■ **TASK OBJECTIVE**: The data should be written out in full, exactly as it stands, and the pictures dropped.

■ **DATA SUPPLIED**:
'''
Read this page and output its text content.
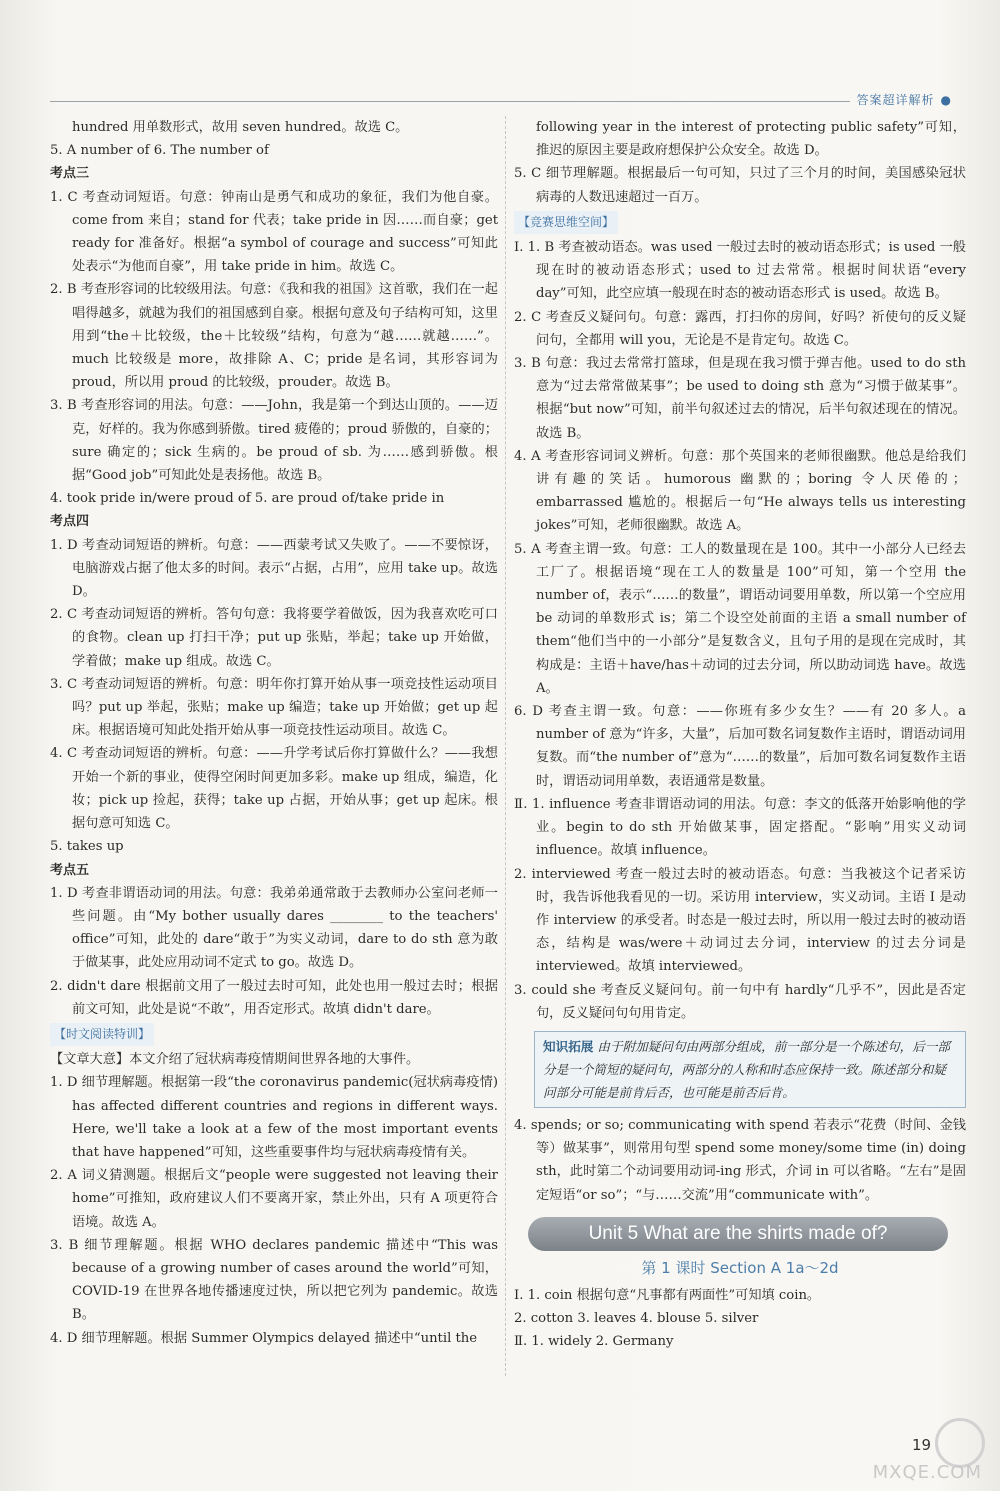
答案超详解析 ●

hundred 用单数形式，故用 seven hundred。故选 C。

5. A number of 6. The number of

考点三

1. C 考查动词短语。句意：钟南山是勇气和成功的象征，我们为他自豪。come from 来自；stand for 代表；take pride in 因……而自豪；get ready for 准备好。根据“a symbol of courage and success”可知此处表示“为他而自豪”，用 take pride in him。故选 C。

2. B 考查形容词的比较级用法。句意：《我和我的祖国》这首歌，我们在一起唱得越多，就越为我们的祖国感到自豪。根据句意及句子结构可知，这里用到“the＋比较级，the＋比较级”结构，句意为“越……就越……”。much 比较级是 more，故排除 A、C；pride 是名词，其形容词为 proud，所以用 proud 的比较级，prouder。故选 B。

3. B 考查形容词的用法。句意：——John，我是第一个到达山顶的。——迈克，好样的。我为你感到骄傲。tired 疲倦的；proud 骄傲的，自豪的；sure 确定的；sick 生病的。be proud of sb. 为……感到骄傲。根据“Good job”可知此处是表扬他。故选 B。

4. took pride in/were proud of 5. are proud of/take pride in

考点四

1. D 考查动词短语的辨析。句意：——西蒙考试又失败了。——不要惊讶，电脑游戏占据了他太多的时间。表示“占据，占用”，应用 take up。故选 D。

2. C 考查动词短语的辨析。答句句意：我将要学着做饭，因为我喜欢吃可口的食物。clean up 打扫干净；put up 张贴，举起；take up 开始做，学着做；make up 组成。故选 C。

3. C 考查动词短语的辨析。句意：明年你打算开始从事一项竞技性运动项目吗？put up 举起，张贴；make up 编造；take up 开始做；get up 起床。根据语境可知此处指开始从事一项竞技性运动项目。故选 C。

4. C 考查动词短语的辨析。句意：——升学考试后你打算做什么？——我想开始一个新的事业，使得空闲时间更加多彩。make up 组成，编造，化妆；pick up 捡起，获得；take up 占据，开始从事；get up 起床。根据句意可知选 C。

5. takes up

考点五

1. D 考查非谓语动词的用法。句意：我弟弟通常敢于去教师办公室问老师一些问题。由“My bother usually dares ________ to the teachers' office”可知，此处的 dare“敢于”为实义动词，dare to do sth 意为敢于做某事，此处应用动词不定式 to go。故选 D。

2. didn't dare 根据前文用了一般过去时可知，此处也用一般过去时；根据前文可知，此处是说“不敢”，用否定形式。故填 didn't dare。

【时文阅读特训】

【文章大意】本文介绍了冠状病毒疫情期间世界各地的大事件。

1. D 细节理解题。根据第一段“the coronavirus pandemic(冠状病毒疫情) has affected different countries and regions in different ways. Here, we'll take a look at a few of the most important events that have happened”可知，这些重要事件均与冠状病毒疫情有关。

2. A 词义猜测题。根据后文“people were suggested not leaving their home”可推知，政府建议人们不要离开家，禁止外出，只有 A 项更符合语境。故选 A。

3. B 细节理解题。根据 WHO declares pandemic 描述中“This was because of a growing number of cases around the world”可知，COVID-19 在世界各地传播速度过快，所以把它列为 pandemic。故选 B。

4. D 细节理解题。根据 Summer Olympics delayed 描述中“until the

following year in the interest of protecting public safety”可知，推迟的原因主要是政府想保护公众安全。故选 D。

5. C 细节理解题。根据最后一句可知，只过了三个月的时间，美国感染冠状病毒的人数迅速超过一百万。

【竞赛思维空间】

Ⅰ. 1. B 考查被动语态。was used 一般过去时的被动语态形式；is used 一般现在时的被动语态形式；used to 过去常常。根据时间状语“every day”可知，此空应填一般现在时态的被动语态形式 is used。故选 B。

2. C 考查反义疑问句。句意：露西，打扫你的房间，好吗？祈使句的反义疑问句，全都用 will you，无论是不是肯定句。故选 C。

3. B 句意：我过去常常打篮球，但是现在我习惯于弹吉他。used to do sth 意为“过去常常做某事”；be used to doing sth 意为“习惯于做某事”。根据“but now”可知，前半句叙述过去的情况，后半句叙述现在的情况。故选 B。

4. A 考查形容词词义辨析。句意：那个英国来的老师很幽默。他总是给我们讲有趣的笑话。humorous 幽默的；boring 令人厌倦的；embarrassed 尴尬的。根据后一句“He always tells us interesting jokes”可知，老师很幽默。故选 A。

5. A 考查主谓一致。句意：工人的数量现在是 100。其中一小部分人已经去工厂了。根据语境“现在工人的数量是 100”可知，第一个空用 the number of，表示“……的数量”，谓语动词要用单数，所以第一个空应用 be 动词的单数形式 is；第二个设空处前面的主语 a small number of them“他们当中的一小部分”是复数含义，且句子用的是现在完成时，其构成是：主语＋have/has＋动词的过去分词，所以助动词选 have。故选 A。

6. D 考查主谓一致。句意：——你班有多少女生？——有 20 多人。a number of 意为“许多，大量”，后加可数名词复数作主语时，谓语动词用复数。而“the number of”意为“……的数量”，后加可数名词复数作主语时，谓语动词用单数，表语通常是数量。

Ⅱ. 1. influence 考查非谓语动词的用法。句意：李文的低落开始影响他的学业。begin to do sth 开始做某事，固定搭配。“影响”用实义动词 influence。故填 influence。

2. interviewed 考查一般过去时的被动语态。句意：当我被这个记者采访时，我告诉他我看见的一切。采访用 interview，实义动词。主语 I 是动作 interview 的承受者。时态是一般过去时，所以用一般过去时的被动语态，结构是 was/were＋动词过去分词，interview 的过去分词是 interviewed。故填 interviewed。

3. could she 考查反义疑问句。前一句中有 hardly“几乎不”，因此是否定句，反义疑问句句用肯定。

知识拓展 由于附加疑问句由两部分组成，前一部分是一个陈述句，后一部分是一个简短的疑问句，两部分的人称和时态应保持一致。陈述部分和疑问部分可能是前肯后否，也可能是前否后肯。

4. spends; or so; communicating with spend 若表示“花费（时间、金钱等）做某事”，则常用句型 spend some money/some time (in) doing sth，此时第二个动词要用动词-ing 形式，介词 in 可以省略。“左右”是固定短语“or so”；“与……交流”用“communicate with”。

Unit 5 What are the shirts made of?
第 1 课时 Section A 1a～2d

Ⅰ. 1. coin 根据句意“凡事都有两面性”可知填 coin。

2. cotton 3. leaves 4. blouse 5. silver

Ⅱ. 1. widely 2. Germany

19
MXQE.COM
'''
■ **OUTPUT OF THE EXERCISE**:
Read this page and output its text content.
答案超详解析 ●

hundred 用单数形式，故用 seven hundred。故选 C。

5. A number of 6. The number of

考点三

1. C 考查动词短语。句意：钟南山是勇气和成功的象征，我们为他自豪。come from 来自；stand for 代表；take pride in 因……而自豪；get ready for 准备好。根据“a symbol of courage and success”可知此处表示“为他而自豪”，用 take pride in him。故选 C。

2. B 考查形容词的比较级用法。句意：《我和我的祖国》这首歌，我们在一起唱得越多，就越为我们的祖国感到自豪。根据句意及句子结构可知，这里用到“the＋比较级，the＋比较级”结构，句意为“越……就越……”。much 比较级是 more，故排除 A、C；pride 是名词，其形容词为 proud，所以用 proud 的比较级，prouder。故选 B。

3. B 考查形容词的用法。句意：——John，我是第一个到达山顶的。——迈克，好样的。我为你感到骄傲。tired 疲倦的；proud 骄傲的，自豪的；sure 确定的；sick 生病的。be proud of sb. 为……感到骄傲。根据“Good job”可知此处是表扬他。故选 B。

4. took pride in/were proud of 5. are proud of/take pride in

考点四

1. D 考查动词短语的辨析。句意：——西蒙考试又失败了。——不要惊讶，电脑游戏占据了他太多的时间。表示“占据，占用”，应用 take up。故选 D。

2. C 考查动词短语的辨析。答句句意：我将要学着做饭，因为我喜欢吃可口的食物。clean up 打扫干净；put up 张贴，举起；take up 开始做，学着做；make up 组成。故选 C。

3. C 考查动词短语的辨析。句意：明年你打算开始从事一项竞技性运动项目吗？put up 举起，张贴；make up 编造；take up 开始做；get up 起床。根据语境可知此处指开始从事一项竞技性运动项目。故选 C。

4. C 考查动词短语的辨析。句意：——升学考试后你打算做什么？——我想开始一个新的事业，使得空闲时间更加多彩。make up 组成，编造，化妆；pick up 捡起，获得；take up 占据，开始从事；get up 起床。根据句意可知选 C。

5. takes up

考点五

1. D 考查非谓语动词的用法。句意：我弟弟通常敢于去教师办公室问老师一些问题。由“My bother usually dares ________ to the teachers' office”可知，此处的 dare“敢于”为实义动词，dare to do sth 意为敢于做某事，此处应用动词不定式 to go。故选 D。

2. didn't dare 根据前文用了一般过去时可知，此处也用一般过去时；根据前文可知，此处是说“不敢”，用否定形式。故填 didn't dare。

【时文阅读特训】

【文章大意】本文介绍了冠状病毒疫情期间世界各地的大事件。

1. D 细节理解题。根据第一段“the coronavirus pandemic(冠状病毒疫情) has affected different countries and regions in different ways. Here, we'll take a look at a few of the most important events that have happened”可知，这些重要事件均与冠状病毒疫情有关。

2. A 词义猜测题。根据后文“people were suggested not leaving their home”可推知，政府建议人们不要离开家，禁止外出，只有 A 项更符合语境。故选 A。

3. B 细节理解题。根据 WHO declares pandemic 描述中“This was because of a growing number of cases around the world”可知，COVID-19 在世界各地传播速度过快，所以把它列为 pandemic。故选 B。

4. D 细节理解题。根据 Summer Olympics delayed 描述中“until the

following year in the interest of protecting public safety”可知，推迟的原因主要是政府想保护公众安全。故选 D。

5. C 细节理解题。根据最后一句可知，只过了三个月的时间，美国感染冠状病毒的人数迅速超过一百万。

【竞赛思维空间】

Ⅰ. 1. B 考查被动语态。was used 一般过去时的被动语态形式；is used 一般现在时的被动语态形式；used to 过去常常。根据时间状语“every day”可知，此空应填一般现在时态的被动语态形式 is used。故选 B。

2. C 考查反义疑问句。句意：露西，打扫你的房间，好吗？祈使句的反义疑问句，全都用 will you，无论是不是肯定句。故选 C。

3. B 句意：我过去常常打篮球，但是现在我习惯于弹吉他。used to do sth 意为“过去常常做某事”；be used to doing sth 意为“习惯于做某事”。根据“but now”可知，前半句叙述过去的情况，后半句叙述现在的情况。故选 B。

4. A 考查形容词词义辨析。句意：那个英国来的老师很幽默。他总是给我们讲有趣的笑话。humorous 幽默的；boring 令人厌倦的；embarrassed 尴尬的。根据后一句“He always tells us interesting jokes”可知，老师很幽默。故选 A。

5. A 考查主谓一致。句意：工人的数量现在是 100。其中一小部分人已经去工厂了。根据语境“现在工人的数量是 100”可知，第一个空用 the number of，表示“……的数量”，谓语动词要用单数，所以第一个空应用 be 动词的单数形式 is；第二个设空处前面的主语 a small number of them“他们当中的一小部分”是复数含义，且句子用的是现在完成时，其构成是：主语＋have/has＋动词的过去分词，所以助动词选 have。故选 A。

6. D 考查主谓一致。句意：——你班有多少女生？——有 20 多人。a number of 意为“许多，大量”，后加可数名词复数作主语时，谓语动词用复数。而“the number of”意为“……的数量”，后加可数名词复数作主语时，谓语动词用单数，表语通常是数量。

Ⅱ. 1. influence 考查非谓语动词的用法。句意：李文的低落开始影响他的学业。begin to do sth 开始做某事，固定搭配。“影响”用实义动词 influence。故填 influence。

2. interviewed 考查一般过去时的被动语态。句意：当我被这个记者采访时，我告诉他我看见的一切。采访用 interview，实义动词。主语 I 是动作 interview 的承受者。时态是一般过去时，所以用一般过去时的被动语态，结构是 was/were＋动词过去分词，interview 的过去分词是 interviewed。故填 interviewed。

3. could she 考查反义疑问句。前一句中有 hardly“几乎不”，因此是否定句，反义疑问句句用肯定。

知识拓展 由于附加疑问句由两部分组成，前一部分是一个陈述句，后一部分是一个简短的疑问句，两部分的人称和时态应保持一致。陈述部分和疑问部分可能是前肯后否，也可能是前否后肯。

4. spends; or so; communicating with spend 若表示“花费（时间、金钱等）做某事”，则常用句型 spend some money/some time (in) doing sth，此时第二个动词要用动词-ing 形式，介词 in 可以省略。“左右”是固定短语“or so”；“与……交流”用“communicate with”。

Unit 5 What are the shirts made of?
第 1 课时 Section A 1a～2d

Ⅰ. 1. coin 根据句意“凡事都有两面性”可知填 coin。

2. cotton 3. leaves 4. blouse 5. silver

Ⅱ. 1. widely 2. Germany

19
MXQE.COM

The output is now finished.